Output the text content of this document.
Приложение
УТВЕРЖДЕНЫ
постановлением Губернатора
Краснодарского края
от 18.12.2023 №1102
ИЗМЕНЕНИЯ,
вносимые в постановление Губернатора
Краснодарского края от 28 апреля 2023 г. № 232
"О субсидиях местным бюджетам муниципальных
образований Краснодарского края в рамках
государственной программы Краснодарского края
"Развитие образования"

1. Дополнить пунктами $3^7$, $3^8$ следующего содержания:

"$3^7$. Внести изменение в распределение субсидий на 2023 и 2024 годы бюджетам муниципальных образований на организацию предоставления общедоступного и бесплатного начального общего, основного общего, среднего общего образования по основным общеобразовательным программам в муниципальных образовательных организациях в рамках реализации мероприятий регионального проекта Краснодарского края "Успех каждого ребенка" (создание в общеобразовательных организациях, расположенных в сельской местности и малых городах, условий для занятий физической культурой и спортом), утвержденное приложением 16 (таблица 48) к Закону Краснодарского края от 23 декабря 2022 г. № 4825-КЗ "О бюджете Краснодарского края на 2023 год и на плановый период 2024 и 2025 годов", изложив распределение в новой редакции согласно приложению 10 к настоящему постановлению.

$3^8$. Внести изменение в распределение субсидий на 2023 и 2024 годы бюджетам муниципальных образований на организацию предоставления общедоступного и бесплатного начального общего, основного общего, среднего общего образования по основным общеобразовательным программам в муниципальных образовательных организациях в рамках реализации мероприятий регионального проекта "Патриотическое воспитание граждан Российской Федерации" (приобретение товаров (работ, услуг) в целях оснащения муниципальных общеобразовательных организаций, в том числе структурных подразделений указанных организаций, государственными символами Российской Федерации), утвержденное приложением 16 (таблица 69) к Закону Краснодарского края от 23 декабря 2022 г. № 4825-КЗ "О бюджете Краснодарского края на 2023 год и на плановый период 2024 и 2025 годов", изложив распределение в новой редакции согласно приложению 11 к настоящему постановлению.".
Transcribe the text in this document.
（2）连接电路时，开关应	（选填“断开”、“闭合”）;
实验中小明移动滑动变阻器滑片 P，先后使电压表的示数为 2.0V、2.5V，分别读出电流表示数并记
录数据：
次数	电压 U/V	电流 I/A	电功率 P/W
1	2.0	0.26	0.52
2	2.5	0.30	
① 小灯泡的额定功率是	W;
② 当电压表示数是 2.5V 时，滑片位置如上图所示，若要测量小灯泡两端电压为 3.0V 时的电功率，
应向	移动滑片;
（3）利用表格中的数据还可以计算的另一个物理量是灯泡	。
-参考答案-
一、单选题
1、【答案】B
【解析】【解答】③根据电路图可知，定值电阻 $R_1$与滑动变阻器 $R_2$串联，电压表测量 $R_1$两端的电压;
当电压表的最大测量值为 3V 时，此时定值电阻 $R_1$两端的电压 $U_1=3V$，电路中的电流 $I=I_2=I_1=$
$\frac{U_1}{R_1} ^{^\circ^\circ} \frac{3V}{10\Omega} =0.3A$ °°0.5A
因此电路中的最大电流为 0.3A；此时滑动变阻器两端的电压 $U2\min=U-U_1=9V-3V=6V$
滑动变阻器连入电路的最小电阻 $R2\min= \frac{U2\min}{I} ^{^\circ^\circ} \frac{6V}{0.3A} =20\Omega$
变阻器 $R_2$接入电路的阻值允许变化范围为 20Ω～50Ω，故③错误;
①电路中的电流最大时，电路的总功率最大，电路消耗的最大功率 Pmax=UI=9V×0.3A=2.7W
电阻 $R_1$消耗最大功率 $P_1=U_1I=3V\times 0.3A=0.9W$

• **Stated task**:
Copy out all lines from the material above that contain the string "программам".

• **Task answer**:
"$3^7$. Внести изменение в распределение субсидий на 2023 и 2024 годы бюджетам муниципальных образований на организацию предоставления общедоступного и бесплатного начального общего, основного общего, среднего общего образования по основным общеобразовательным программам в муниципальных образовательных организациях в рамках реализации мероприятий регионального проекта Краснодарского края "Успех каждого ребенка" (создание в общеобразовательных организациях, расположенных в сельской местности и малых городах, условий для занятий физической культурой и спортом), утвержденное приложением 16 (таблица 48) к Закону Краснодарского края от 23 декабря 2022 г. № 4825-КЗ "О бюджете Краснодарского края на 2023 год и на плановый период 2024 и 2025 годов", изложив распределение в новой редакции согласно приложению 10 к настоящему постановлению.
$3^8$. Внести изменение в распределение субсидий на 2023 и 2024 годы бюджетам муниципальных образований на организацию предоставления общедоступного и бесплатного начального общего, основного общего, среднего общего образования по основным общеобразовательным программам в муниципальных образовательных организациях в рамках реализации мероприятий регионального проекта "Патриотическое воспитание граждан Российской Федерации" (приобретение товаров (работ, услуг) в целях оснащения муниципальных общеобразовательных организаций, в том числе структурных подразделений указанных организаций, государственными символами Российской Федерации), утвержденное приложением 16 (таблица 69) к Закону Краснодарского края от 23 декабря 2022 г. № 4825-КЗ "О бюджете Краснодарского края на 2023 год и на плановый период 2024 и 2025 годов", изложив распределение в новой редакции согласно приложению 11 к настоящему постановлению.".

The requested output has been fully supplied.